==== Supplied data ====

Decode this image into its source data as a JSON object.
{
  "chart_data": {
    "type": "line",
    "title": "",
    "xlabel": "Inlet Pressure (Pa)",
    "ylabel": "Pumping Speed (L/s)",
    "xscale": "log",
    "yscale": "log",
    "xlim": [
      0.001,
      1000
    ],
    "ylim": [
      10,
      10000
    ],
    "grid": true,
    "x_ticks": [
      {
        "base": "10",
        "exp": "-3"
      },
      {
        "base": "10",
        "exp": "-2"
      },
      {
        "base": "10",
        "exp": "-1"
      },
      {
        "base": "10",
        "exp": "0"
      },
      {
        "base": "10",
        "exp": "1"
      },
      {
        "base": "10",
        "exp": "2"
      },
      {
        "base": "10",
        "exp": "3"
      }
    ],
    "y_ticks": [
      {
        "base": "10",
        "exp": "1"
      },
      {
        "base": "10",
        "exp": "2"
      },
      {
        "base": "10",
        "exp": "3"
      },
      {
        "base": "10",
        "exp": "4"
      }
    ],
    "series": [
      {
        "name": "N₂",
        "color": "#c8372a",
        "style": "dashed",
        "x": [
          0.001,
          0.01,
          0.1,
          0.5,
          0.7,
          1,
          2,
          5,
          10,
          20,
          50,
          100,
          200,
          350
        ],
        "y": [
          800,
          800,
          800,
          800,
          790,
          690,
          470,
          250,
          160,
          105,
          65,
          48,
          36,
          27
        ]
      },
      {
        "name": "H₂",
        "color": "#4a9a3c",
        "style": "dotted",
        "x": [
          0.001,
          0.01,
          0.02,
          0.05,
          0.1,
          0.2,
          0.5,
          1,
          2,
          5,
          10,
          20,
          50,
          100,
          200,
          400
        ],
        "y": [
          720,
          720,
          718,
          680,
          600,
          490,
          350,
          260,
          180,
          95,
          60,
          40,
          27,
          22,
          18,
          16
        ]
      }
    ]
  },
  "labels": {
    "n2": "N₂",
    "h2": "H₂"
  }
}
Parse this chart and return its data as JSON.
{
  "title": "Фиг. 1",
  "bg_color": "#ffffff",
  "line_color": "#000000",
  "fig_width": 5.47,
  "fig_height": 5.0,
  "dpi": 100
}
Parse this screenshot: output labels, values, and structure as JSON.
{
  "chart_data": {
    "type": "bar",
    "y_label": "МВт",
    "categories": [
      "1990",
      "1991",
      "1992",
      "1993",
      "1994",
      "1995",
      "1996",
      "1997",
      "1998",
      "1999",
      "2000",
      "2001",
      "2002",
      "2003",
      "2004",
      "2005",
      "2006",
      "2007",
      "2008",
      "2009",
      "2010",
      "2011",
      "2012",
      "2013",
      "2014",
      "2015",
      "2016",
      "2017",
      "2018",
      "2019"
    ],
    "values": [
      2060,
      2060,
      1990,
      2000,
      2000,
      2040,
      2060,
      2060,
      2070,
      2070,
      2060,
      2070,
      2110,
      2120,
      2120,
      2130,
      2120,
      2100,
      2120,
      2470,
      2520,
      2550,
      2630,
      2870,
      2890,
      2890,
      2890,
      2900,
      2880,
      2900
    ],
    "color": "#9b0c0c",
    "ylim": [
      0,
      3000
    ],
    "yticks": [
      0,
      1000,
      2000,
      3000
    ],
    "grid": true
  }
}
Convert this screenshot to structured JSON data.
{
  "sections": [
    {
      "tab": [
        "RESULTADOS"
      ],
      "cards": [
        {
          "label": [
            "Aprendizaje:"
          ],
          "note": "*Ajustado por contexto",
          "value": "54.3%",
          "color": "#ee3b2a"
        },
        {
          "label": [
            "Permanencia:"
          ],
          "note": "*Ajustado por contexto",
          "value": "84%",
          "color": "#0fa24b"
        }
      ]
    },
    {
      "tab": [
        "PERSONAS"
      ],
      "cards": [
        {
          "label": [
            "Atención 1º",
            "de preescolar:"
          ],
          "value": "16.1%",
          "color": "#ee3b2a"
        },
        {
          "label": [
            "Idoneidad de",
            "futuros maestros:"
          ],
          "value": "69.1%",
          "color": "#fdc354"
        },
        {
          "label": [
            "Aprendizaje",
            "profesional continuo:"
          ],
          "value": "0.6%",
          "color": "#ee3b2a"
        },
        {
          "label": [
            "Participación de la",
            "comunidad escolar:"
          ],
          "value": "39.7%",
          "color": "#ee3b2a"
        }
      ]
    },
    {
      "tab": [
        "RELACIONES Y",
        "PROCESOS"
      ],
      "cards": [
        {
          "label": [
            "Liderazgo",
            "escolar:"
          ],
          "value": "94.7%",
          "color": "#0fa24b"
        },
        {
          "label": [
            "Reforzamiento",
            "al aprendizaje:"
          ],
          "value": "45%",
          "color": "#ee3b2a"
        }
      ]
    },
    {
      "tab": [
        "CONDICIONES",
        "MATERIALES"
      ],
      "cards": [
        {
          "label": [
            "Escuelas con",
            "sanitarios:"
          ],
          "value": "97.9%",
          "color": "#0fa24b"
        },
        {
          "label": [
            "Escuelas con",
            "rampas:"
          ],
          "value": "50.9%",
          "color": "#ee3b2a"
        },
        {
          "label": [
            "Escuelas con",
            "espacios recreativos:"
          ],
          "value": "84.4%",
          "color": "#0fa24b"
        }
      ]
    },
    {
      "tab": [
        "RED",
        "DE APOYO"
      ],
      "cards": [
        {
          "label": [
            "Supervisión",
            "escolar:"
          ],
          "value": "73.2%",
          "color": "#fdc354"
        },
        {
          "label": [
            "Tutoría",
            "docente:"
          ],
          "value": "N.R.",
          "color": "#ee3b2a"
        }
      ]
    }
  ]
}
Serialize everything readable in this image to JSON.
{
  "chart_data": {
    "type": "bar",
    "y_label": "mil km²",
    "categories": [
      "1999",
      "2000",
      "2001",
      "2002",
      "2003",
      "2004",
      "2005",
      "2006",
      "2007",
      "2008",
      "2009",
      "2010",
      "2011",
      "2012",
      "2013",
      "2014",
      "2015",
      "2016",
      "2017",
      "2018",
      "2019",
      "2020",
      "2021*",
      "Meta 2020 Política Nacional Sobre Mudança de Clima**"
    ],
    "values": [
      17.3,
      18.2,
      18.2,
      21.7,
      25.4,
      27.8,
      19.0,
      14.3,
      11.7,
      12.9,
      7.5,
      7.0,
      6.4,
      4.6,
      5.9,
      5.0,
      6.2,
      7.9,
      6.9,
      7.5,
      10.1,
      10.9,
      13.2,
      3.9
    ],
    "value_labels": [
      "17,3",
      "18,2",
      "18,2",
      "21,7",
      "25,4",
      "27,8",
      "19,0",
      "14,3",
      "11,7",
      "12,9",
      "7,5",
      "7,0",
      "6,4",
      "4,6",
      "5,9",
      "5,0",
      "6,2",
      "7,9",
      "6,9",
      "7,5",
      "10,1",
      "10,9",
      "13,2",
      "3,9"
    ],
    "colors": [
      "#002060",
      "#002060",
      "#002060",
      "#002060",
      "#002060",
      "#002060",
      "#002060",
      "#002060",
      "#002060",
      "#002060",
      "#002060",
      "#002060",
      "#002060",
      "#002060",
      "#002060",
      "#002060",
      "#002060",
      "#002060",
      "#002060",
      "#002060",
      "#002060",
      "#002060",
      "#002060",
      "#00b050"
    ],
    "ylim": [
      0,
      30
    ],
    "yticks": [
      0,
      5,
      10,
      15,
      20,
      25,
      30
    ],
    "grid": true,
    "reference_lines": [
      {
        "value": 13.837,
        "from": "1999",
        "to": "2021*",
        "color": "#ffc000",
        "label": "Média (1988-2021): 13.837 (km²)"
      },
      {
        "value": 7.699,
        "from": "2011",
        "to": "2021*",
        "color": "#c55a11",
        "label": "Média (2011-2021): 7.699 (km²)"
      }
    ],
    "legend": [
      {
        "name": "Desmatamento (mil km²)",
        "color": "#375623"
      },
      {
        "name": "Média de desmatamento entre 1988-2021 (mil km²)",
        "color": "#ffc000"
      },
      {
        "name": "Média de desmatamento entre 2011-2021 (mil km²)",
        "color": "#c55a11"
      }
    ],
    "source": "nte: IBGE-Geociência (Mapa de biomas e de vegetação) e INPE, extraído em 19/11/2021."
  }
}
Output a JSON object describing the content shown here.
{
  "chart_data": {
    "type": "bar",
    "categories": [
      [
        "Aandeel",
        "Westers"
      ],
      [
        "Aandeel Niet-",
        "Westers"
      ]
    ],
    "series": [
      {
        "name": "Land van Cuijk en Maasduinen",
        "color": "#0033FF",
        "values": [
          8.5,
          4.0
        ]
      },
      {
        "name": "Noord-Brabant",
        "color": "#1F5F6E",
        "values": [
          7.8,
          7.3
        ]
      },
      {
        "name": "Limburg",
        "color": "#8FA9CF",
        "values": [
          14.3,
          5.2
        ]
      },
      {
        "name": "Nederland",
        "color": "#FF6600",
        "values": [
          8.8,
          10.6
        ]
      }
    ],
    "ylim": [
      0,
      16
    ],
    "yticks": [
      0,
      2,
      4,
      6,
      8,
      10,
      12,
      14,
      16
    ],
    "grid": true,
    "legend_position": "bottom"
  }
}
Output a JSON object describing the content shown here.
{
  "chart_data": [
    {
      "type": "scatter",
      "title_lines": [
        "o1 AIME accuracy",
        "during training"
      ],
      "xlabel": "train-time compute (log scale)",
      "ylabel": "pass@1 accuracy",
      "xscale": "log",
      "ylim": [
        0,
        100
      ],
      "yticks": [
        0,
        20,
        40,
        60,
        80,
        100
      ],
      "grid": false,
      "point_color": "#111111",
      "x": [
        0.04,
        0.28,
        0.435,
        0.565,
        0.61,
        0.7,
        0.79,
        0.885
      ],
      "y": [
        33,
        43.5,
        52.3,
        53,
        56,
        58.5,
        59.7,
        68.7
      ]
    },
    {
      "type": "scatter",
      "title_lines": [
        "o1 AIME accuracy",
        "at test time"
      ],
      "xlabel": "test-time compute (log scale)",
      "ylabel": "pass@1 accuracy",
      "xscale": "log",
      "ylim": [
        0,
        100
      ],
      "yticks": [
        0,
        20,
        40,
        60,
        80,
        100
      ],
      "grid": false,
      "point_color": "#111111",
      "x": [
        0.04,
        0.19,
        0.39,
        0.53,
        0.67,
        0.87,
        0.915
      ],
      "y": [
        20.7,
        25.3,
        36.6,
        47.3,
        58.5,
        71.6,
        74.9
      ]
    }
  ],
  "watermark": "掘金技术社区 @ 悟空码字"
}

====

### What to work on
From the listing above, copy out each line where the word "time" appears.

### Output of the exercise
      "xlabel": "train-time compute (log scale)",
        "at test time"
      "xlabel": "test-time compute (log scale)",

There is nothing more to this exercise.